* [Problem to solve]: Select from the records below every line that has the word "Dollar" in it.
-- START OF Stored records --
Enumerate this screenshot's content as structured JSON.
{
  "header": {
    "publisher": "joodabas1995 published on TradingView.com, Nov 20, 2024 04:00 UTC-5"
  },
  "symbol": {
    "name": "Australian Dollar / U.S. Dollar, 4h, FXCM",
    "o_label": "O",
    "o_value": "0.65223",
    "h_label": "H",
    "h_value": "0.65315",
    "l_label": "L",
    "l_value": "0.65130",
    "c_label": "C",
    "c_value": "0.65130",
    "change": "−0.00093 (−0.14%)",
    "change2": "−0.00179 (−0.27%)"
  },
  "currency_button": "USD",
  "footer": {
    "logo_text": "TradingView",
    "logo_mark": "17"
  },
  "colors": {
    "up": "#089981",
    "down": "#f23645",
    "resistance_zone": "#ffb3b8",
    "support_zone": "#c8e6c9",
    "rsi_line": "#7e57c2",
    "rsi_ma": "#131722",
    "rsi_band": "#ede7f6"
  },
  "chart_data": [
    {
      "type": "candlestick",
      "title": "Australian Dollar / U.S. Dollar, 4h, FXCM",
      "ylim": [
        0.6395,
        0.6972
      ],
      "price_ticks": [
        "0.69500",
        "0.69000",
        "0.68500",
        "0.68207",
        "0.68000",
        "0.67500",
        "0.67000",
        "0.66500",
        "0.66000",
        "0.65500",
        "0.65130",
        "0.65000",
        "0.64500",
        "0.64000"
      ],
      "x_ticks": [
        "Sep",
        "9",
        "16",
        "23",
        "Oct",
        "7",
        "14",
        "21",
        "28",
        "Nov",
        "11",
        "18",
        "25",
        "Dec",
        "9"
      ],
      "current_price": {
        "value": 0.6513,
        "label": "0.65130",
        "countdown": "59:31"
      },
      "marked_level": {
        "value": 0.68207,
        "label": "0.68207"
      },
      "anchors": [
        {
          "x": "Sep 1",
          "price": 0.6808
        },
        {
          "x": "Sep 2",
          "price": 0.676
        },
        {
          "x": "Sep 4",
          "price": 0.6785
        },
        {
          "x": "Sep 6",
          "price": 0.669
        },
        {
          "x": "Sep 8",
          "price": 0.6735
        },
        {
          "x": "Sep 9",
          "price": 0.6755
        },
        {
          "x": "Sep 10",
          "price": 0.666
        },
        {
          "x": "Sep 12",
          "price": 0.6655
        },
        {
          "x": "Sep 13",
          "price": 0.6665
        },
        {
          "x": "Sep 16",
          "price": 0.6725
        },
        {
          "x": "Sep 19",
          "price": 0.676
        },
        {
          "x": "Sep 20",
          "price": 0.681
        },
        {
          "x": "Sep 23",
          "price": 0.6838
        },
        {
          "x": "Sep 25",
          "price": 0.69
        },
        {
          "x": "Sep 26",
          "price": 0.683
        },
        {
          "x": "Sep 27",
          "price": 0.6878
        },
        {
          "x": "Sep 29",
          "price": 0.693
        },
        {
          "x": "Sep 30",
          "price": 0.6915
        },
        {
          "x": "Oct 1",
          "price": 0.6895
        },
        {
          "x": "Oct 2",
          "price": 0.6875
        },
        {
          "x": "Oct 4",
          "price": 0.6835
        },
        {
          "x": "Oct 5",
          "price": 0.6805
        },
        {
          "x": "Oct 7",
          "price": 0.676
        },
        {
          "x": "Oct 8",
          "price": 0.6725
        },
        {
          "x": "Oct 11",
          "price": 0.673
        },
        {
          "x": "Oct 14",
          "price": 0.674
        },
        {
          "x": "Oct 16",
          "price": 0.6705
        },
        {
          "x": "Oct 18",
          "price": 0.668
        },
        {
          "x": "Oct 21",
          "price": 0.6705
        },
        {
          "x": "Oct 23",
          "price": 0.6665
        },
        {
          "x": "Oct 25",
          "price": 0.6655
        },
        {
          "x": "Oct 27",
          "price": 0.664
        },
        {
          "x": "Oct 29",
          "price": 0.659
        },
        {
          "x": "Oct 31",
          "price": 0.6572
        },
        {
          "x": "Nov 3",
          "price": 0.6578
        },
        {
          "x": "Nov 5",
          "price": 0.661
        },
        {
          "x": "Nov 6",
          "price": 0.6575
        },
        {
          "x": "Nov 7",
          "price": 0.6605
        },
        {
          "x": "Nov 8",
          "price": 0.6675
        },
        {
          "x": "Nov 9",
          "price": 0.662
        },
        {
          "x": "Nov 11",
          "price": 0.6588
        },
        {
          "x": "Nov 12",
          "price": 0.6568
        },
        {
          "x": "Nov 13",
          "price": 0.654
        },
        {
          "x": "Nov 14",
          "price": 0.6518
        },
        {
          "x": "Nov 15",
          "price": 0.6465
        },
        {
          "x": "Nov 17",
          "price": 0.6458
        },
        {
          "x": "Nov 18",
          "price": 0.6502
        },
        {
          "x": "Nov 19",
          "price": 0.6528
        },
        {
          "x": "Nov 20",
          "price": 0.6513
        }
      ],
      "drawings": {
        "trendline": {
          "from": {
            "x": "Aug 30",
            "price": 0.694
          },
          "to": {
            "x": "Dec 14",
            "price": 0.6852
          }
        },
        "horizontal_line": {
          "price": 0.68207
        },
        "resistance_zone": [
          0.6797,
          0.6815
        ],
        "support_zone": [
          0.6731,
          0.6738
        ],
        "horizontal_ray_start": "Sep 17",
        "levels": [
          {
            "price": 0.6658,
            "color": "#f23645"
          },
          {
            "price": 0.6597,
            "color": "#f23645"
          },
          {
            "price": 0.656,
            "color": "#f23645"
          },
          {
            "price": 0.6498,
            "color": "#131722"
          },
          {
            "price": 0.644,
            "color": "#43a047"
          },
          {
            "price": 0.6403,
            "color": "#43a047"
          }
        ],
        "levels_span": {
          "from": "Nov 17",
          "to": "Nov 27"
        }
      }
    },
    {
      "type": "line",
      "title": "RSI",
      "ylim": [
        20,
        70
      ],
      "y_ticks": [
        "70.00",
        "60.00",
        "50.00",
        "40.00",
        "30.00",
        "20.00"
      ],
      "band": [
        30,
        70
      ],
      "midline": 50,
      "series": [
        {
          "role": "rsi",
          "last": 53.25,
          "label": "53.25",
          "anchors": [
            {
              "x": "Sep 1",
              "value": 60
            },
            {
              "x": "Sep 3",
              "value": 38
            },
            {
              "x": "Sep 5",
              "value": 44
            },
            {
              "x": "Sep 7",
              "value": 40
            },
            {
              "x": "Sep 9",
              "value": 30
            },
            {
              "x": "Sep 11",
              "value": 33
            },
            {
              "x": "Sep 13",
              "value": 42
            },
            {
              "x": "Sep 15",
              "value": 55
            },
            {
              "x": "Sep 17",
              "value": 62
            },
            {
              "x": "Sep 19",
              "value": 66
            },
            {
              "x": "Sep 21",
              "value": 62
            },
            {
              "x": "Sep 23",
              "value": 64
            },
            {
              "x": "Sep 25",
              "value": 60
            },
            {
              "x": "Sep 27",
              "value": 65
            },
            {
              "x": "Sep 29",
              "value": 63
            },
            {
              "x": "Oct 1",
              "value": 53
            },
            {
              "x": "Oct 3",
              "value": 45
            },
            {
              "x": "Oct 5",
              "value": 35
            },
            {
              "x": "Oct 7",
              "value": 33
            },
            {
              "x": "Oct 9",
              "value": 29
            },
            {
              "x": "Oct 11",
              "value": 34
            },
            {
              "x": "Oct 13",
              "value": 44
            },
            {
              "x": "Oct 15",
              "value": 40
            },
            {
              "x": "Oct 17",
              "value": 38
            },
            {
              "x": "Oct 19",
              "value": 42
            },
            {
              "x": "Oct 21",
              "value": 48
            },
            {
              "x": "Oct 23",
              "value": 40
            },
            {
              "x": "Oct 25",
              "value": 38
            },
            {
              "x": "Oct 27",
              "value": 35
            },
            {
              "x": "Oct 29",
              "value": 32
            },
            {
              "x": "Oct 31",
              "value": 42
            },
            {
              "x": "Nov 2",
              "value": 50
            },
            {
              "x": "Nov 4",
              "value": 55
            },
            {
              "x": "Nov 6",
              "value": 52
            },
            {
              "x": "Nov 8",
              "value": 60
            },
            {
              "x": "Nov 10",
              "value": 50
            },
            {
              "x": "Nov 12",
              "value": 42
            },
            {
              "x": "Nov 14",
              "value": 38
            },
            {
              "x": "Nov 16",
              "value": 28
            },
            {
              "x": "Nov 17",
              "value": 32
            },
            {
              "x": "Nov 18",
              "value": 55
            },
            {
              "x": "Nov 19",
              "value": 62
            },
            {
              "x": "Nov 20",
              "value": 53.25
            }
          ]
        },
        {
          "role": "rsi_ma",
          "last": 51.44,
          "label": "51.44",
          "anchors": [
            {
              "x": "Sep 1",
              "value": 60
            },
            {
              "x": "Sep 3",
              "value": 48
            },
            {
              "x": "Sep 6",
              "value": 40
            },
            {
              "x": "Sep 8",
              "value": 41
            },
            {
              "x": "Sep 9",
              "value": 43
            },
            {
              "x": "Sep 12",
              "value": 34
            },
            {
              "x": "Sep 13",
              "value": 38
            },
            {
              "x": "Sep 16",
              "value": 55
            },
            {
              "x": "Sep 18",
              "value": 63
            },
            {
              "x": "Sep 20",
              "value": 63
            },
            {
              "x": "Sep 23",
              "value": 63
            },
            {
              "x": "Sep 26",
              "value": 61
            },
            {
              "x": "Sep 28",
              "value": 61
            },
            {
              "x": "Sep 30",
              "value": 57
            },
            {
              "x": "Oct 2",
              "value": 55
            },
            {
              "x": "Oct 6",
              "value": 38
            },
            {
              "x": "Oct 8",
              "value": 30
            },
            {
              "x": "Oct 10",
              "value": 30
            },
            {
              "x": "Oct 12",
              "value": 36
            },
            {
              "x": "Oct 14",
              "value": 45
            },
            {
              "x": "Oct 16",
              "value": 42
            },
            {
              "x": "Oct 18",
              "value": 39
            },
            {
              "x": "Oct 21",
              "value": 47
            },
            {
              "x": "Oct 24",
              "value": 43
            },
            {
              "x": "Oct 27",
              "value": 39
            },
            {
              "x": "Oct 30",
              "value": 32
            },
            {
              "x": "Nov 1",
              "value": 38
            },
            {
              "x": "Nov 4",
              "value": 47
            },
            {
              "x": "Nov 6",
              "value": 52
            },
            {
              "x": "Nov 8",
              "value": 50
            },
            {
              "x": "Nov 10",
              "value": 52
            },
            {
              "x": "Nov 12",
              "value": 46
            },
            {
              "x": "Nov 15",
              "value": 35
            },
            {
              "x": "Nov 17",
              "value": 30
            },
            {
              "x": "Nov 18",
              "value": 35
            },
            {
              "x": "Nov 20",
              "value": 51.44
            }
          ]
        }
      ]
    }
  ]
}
-- END OF Stored records --
* [Exercise solution]:
    "name": "Australian Dollar / U.S. Dollar, 4h, FXCM",
      "title": "Australian Dollar / U.S. Dollar, 4h, FXCM",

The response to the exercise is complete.